# WORK TO COMPLETE
Make an exact copy of all the records.
----- AVAILABLE DATA -----
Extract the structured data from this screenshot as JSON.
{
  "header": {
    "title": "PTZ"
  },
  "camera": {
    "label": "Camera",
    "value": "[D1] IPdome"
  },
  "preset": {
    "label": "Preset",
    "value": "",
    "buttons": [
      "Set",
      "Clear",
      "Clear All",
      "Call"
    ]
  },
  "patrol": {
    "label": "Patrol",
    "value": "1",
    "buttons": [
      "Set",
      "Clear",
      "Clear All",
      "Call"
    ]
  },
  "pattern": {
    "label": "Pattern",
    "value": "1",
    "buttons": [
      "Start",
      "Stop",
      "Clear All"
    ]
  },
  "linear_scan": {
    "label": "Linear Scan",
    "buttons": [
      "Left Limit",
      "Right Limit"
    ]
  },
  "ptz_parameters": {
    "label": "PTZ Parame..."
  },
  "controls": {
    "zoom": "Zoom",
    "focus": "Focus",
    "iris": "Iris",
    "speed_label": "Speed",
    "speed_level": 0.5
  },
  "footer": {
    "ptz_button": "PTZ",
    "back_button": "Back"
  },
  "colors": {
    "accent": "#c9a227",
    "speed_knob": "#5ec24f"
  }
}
-----
# RESULT
Extract the structured data from this screenshot as JSON.
{
  "header": {
    "title": "PTZ"
  },
  "camera": {
    "label": "Camera",
    "value": "[D1] IPdome"
  },
  "preset": {
    "label": "Preset",
    "value": "",
    "buttons": [
      "Set",
      "Clear",
      "Clear All",
      "Call"
    ]
  },
  "patrol": {
    "label": "Patrol",
    "value": "1",
    "buttons": [
      "Set",
      "Clear",
      "Clear All",
      "Call"
    ]
  },
  "pattern": {
    "label": "Pattern",
    "value": "1",
    "buttons": [
      "Start",
      "Stop",
      "Clear All"
    ]
  },
  "linear_scan": {
    "label": "Linear Scan",
    "buttons": [
      "Left Limit",
      "Right Limit"
    ]
  },
  "ptz_parameters": {
    "label": "PTZ Parame..."
  },
  "controls": {
    "zoom": "Zoom",
    "focus": "Focus",
    "iris": "Iris",
    "speed_label": "Speed",
    "speed_level": 0.5
  },
  "footer": {
    "ptz_button": "PTZ",
    "back_button": "Back"
  },
  "colors": {
    "accent": "#c9a227",
    "speed_knob": "#5ec24f"
  }
}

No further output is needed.